====== RECORDS FOR THE TASK

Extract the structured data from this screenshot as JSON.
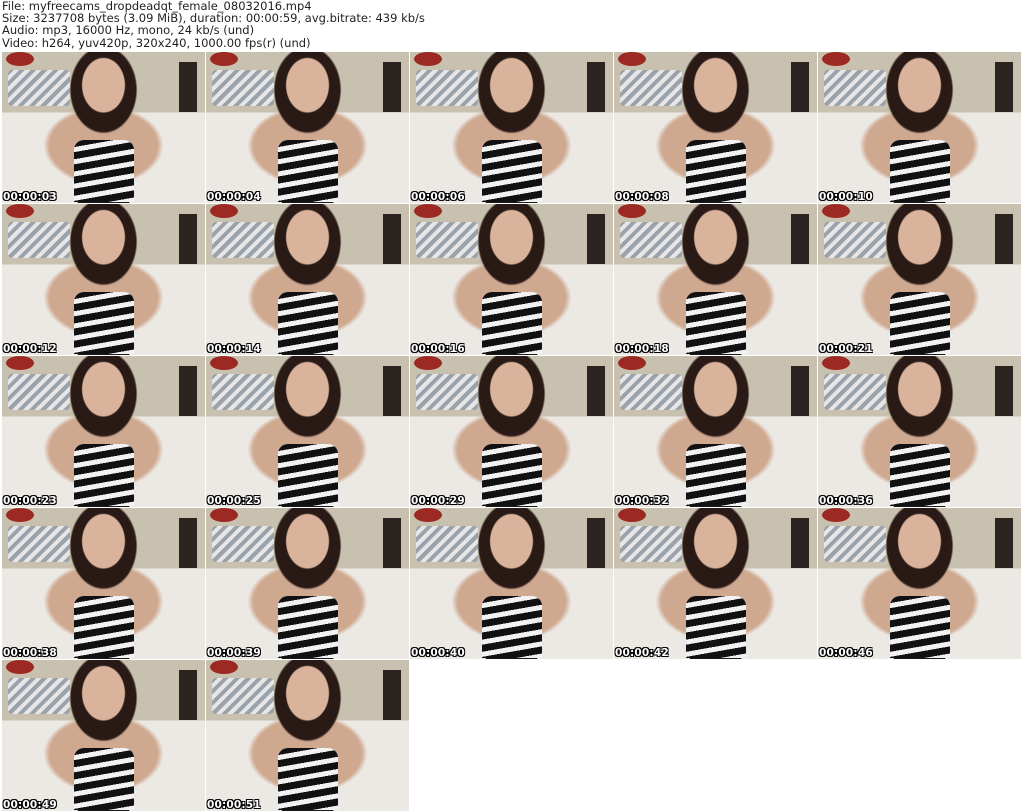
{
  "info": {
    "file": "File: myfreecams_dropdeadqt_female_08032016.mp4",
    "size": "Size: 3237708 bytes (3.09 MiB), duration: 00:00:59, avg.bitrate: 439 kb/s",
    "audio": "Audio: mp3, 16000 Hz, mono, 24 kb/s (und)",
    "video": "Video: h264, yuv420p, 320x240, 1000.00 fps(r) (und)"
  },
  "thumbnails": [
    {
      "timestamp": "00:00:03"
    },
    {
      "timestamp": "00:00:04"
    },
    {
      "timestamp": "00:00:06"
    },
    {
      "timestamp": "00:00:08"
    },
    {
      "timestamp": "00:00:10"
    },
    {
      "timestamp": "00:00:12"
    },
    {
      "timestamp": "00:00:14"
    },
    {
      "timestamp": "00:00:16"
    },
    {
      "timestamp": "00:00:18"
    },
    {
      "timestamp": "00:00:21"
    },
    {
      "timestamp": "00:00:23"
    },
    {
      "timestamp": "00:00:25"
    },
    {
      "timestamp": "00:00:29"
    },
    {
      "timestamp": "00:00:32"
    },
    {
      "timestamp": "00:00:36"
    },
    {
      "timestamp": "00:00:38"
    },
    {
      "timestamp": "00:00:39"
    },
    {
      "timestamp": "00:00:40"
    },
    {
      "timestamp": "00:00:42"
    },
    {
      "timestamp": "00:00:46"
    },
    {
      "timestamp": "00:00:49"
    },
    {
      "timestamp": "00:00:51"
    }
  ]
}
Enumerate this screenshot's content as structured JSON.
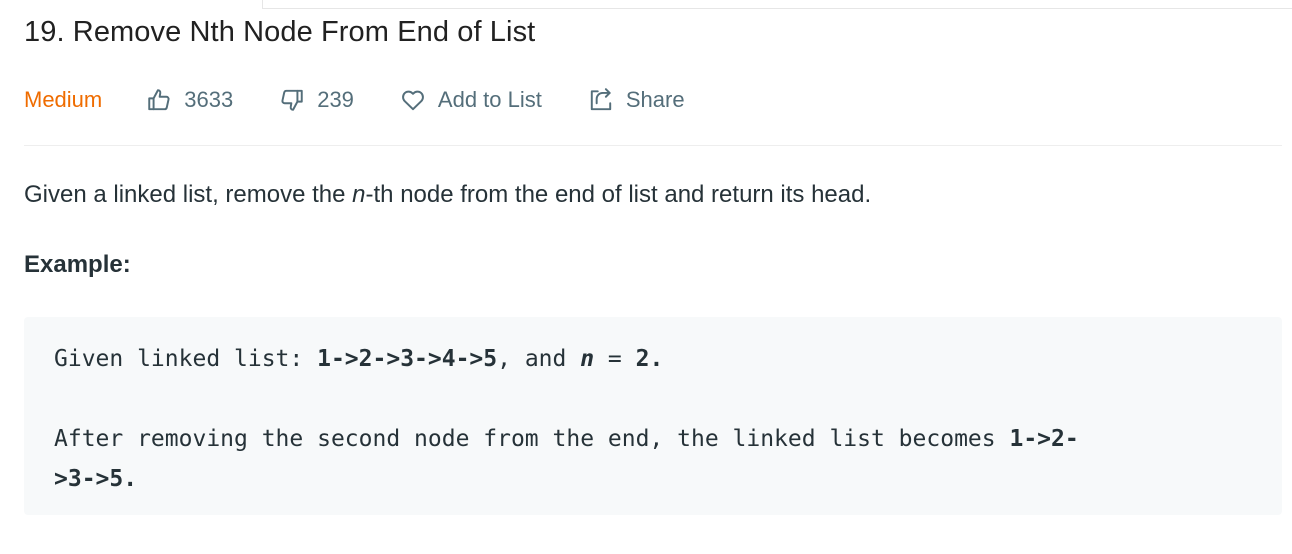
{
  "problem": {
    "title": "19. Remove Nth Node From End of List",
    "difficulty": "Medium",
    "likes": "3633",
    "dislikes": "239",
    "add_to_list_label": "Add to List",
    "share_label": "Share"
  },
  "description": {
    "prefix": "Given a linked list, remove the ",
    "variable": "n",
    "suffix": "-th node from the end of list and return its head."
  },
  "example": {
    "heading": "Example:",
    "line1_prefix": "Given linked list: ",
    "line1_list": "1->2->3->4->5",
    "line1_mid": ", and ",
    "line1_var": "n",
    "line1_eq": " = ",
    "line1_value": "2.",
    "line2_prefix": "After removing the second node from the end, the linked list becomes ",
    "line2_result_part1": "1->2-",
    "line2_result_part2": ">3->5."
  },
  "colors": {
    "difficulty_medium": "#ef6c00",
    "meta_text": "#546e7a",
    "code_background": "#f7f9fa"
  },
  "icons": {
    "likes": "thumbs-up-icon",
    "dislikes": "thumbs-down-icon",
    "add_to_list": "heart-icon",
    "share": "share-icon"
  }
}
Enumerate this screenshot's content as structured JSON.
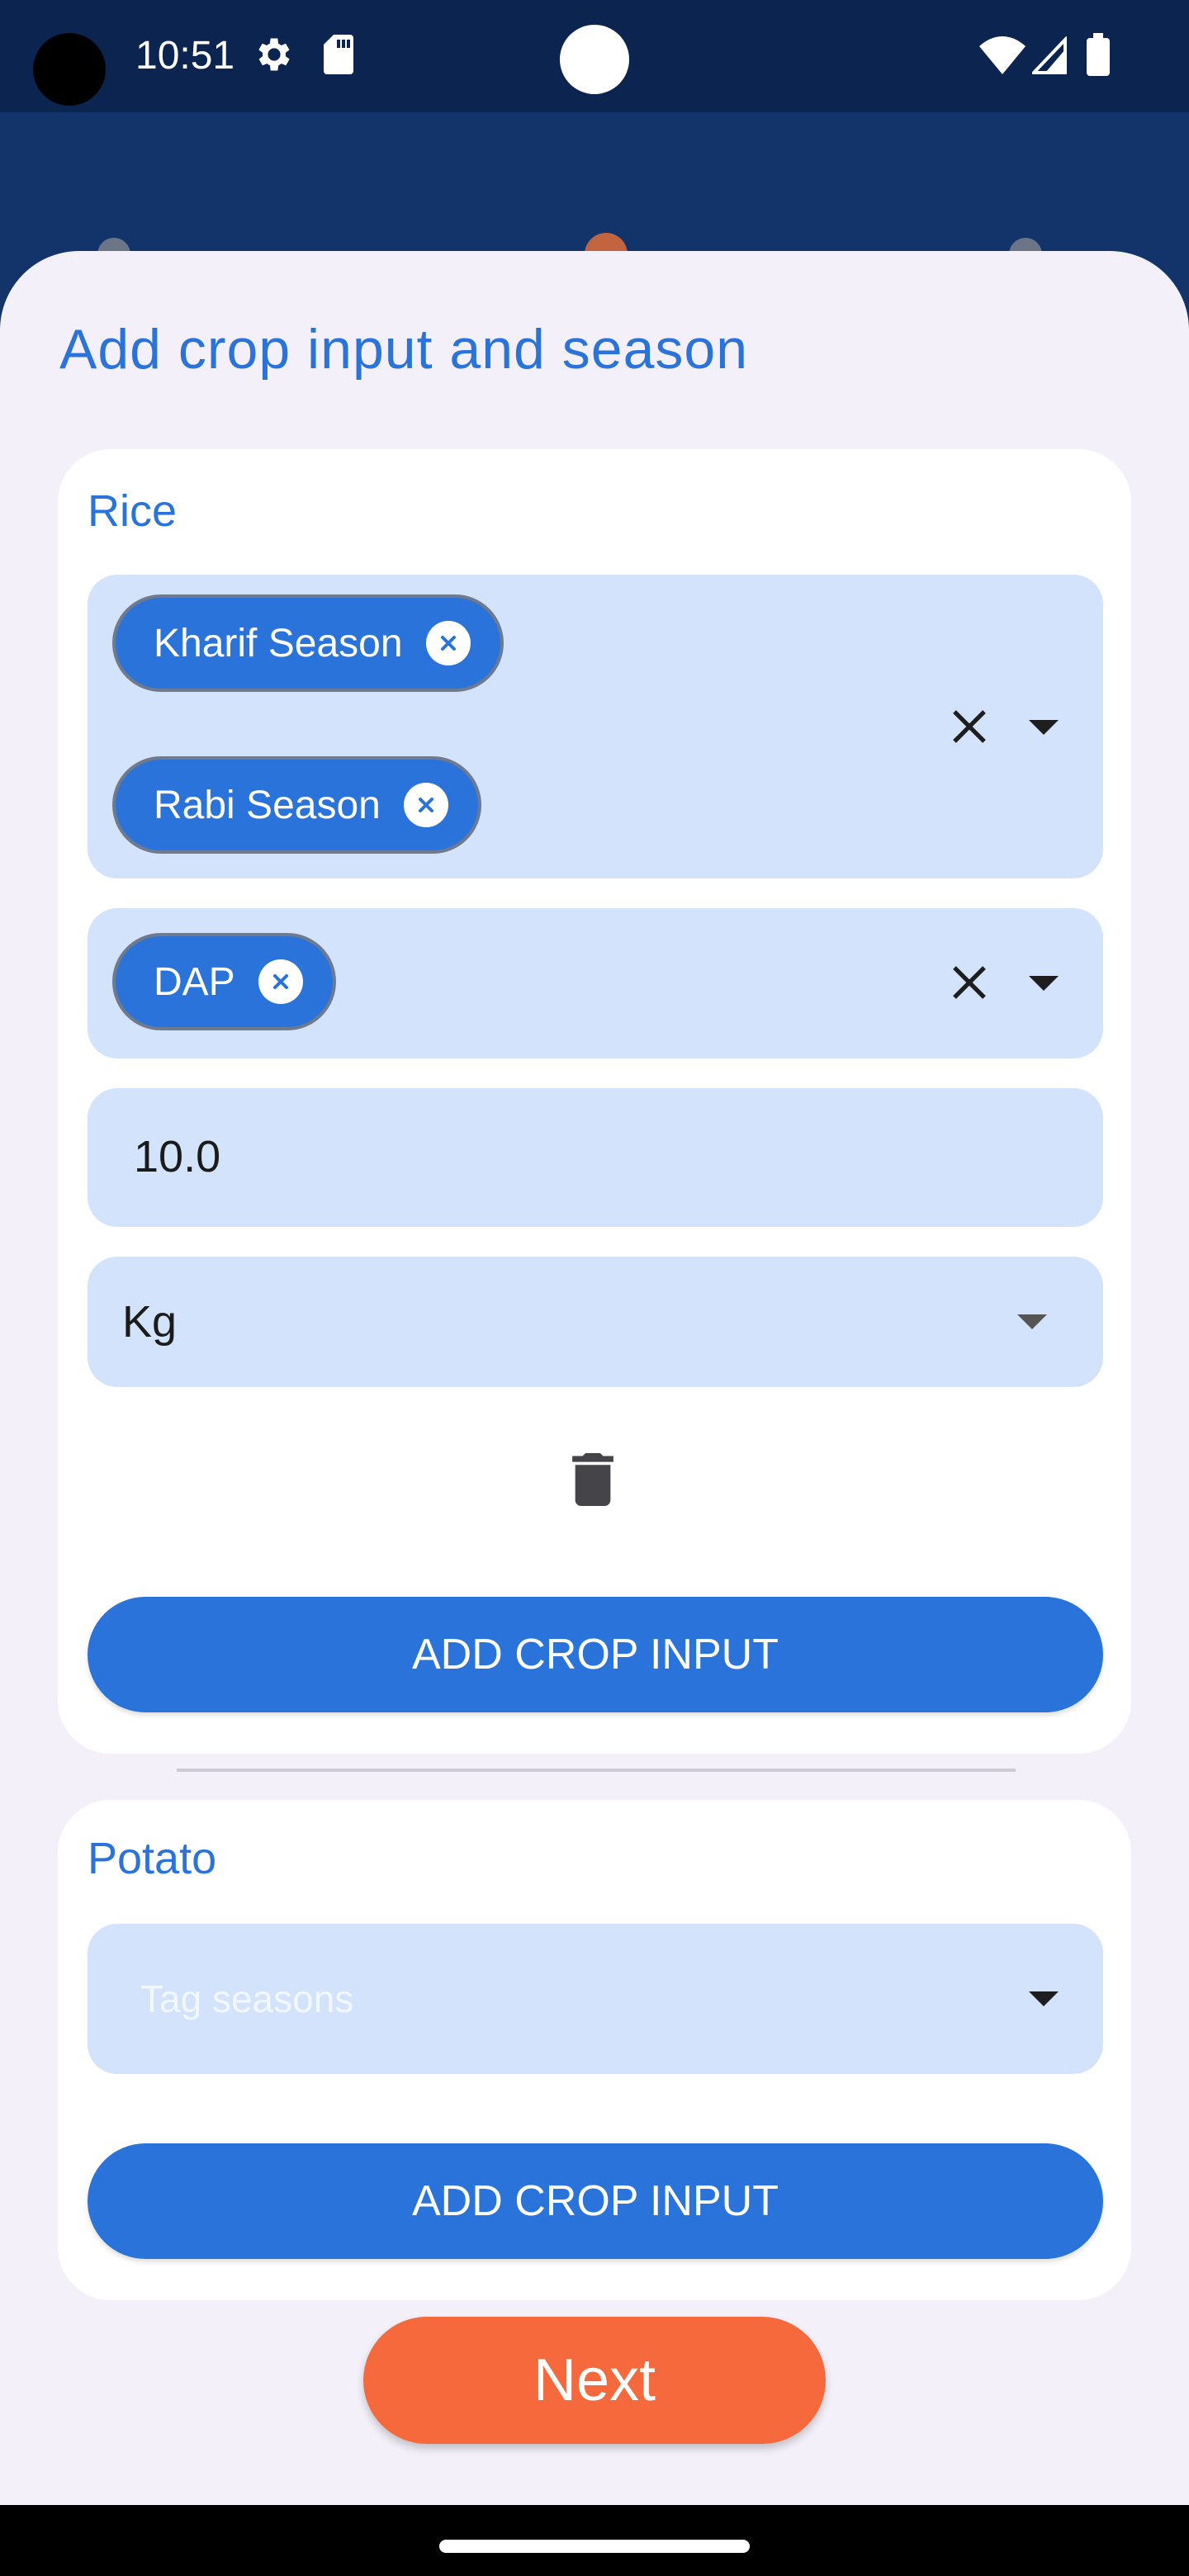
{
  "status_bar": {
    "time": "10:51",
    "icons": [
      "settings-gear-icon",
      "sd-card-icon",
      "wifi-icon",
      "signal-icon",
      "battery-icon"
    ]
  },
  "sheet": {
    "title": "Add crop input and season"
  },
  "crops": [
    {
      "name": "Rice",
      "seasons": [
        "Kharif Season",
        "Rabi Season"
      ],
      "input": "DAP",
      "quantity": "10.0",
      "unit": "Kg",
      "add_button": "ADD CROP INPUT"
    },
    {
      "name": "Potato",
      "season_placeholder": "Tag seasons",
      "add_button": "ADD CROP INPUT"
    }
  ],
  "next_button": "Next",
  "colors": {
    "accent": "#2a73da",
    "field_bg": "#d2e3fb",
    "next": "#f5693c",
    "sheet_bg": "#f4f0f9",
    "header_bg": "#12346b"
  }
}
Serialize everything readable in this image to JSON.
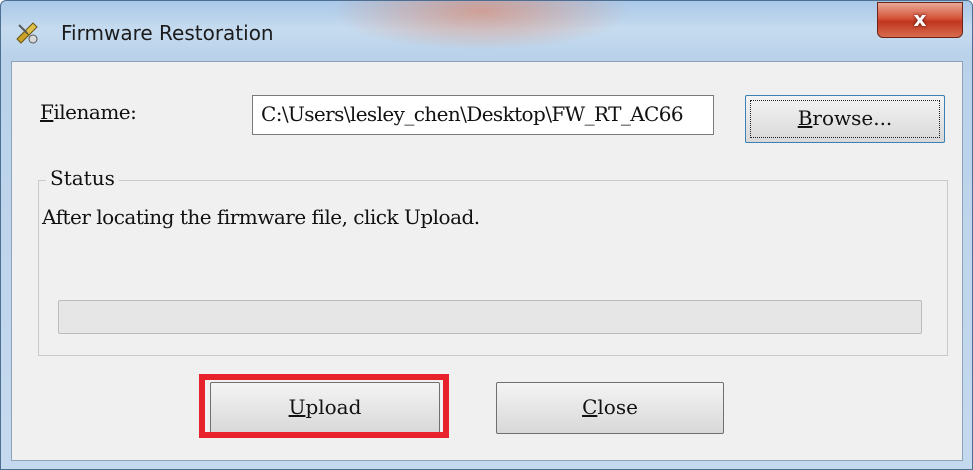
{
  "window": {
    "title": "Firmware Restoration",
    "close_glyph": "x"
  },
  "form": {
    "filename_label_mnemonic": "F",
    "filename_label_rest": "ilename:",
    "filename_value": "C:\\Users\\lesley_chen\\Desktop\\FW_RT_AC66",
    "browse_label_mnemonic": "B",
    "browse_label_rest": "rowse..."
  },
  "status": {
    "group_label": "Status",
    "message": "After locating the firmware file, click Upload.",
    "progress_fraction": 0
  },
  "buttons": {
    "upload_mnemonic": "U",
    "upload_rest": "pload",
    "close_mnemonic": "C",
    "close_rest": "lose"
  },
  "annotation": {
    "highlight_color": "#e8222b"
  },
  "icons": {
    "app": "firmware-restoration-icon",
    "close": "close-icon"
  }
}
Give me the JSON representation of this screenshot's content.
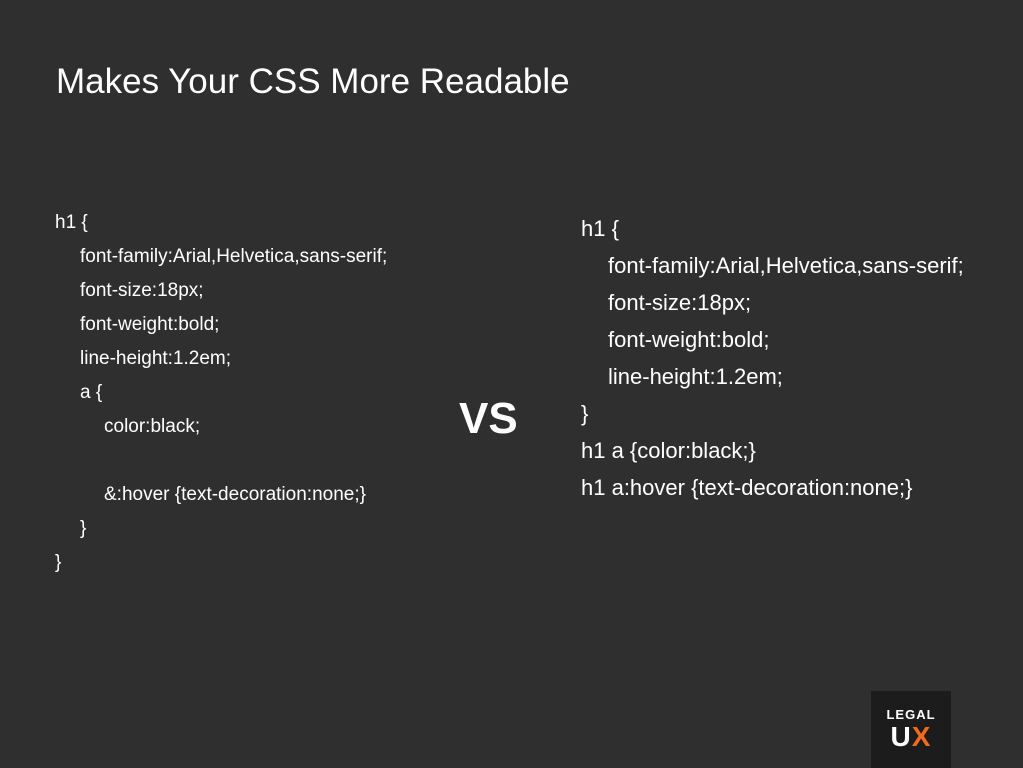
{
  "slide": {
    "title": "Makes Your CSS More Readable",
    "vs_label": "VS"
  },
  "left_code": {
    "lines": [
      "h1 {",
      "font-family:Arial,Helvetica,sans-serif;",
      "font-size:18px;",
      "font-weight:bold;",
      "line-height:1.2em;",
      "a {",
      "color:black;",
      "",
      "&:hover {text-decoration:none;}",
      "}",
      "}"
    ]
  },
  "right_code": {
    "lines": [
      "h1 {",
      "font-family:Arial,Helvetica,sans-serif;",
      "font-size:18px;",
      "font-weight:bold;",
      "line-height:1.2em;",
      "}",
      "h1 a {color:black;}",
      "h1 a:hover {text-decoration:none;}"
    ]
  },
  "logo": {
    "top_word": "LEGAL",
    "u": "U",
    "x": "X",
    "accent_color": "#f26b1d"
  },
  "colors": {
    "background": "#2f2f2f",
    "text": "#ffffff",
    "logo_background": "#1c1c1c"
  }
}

============

TASK DESCRIPTION :: Lines from the records above that hold "hover" are the ones to list.

THE RESPONSE ::
      "&:hover {text-decoration:none;}",
      "h1 a:hover {text-decoration:none;}"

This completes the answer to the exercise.